=== Request ===
All lines in the data bearing the string "Press" should be identified and copied.

=== Data entries ===
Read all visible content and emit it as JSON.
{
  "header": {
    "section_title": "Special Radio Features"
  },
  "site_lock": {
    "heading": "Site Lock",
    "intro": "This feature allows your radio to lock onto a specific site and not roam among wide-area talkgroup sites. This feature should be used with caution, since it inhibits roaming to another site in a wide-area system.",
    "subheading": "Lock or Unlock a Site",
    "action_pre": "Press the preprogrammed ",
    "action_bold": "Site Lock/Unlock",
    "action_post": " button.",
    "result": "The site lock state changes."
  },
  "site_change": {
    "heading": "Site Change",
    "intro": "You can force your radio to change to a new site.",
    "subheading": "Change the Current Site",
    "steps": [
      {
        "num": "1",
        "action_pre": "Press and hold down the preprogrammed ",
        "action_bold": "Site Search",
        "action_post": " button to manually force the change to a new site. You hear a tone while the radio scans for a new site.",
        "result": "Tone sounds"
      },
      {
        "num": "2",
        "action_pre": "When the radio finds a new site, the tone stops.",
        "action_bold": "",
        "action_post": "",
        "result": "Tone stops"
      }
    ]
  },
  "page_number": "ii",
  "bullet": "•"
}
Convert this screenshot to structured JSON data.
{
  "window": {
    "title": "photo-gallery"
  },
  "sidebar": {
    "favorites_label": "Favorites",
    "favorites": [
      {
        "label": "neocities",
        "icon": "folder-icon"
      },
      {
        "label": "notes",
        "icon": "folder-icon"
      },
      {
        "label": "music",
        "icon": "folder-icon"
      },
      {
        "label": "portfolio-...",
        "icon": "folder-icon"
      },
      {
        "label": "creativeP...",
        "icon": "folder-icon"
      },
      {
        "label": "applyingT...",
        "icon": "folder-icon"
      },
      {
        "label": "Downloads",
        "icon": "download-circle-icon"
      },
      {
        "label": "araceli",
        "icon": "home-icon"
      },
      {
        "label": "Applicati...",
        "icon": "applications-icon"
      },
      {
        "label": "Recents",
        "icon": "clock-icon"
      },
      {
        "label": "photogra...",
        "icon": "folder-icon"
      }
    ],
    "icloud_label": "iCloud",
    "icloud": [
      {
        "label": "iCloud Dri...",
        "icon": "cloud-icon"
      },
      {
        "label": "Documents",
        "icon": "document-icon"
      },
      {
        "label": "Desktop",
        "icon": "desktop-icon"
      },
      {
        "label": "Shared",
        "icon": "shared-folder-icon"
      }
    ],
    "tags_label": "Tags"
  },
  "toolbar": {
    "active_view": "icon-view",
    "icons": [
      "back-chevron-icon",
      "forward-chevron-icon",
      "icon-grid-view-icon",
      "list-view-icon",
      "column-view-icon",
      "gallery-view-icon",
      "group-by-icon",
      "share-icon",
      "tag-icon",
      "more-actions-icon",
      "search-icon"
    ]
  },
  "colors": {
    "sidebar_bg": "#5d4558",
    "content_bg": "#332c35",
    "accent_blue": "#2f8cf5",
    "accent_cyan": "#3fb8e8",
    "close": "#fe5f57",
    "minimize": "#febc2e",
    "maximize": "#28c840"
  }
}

=== Full answer ===
    "action_pre": "Press the preprogrammed ",
        "action_pre": "Press and hold down the preprogrammed ",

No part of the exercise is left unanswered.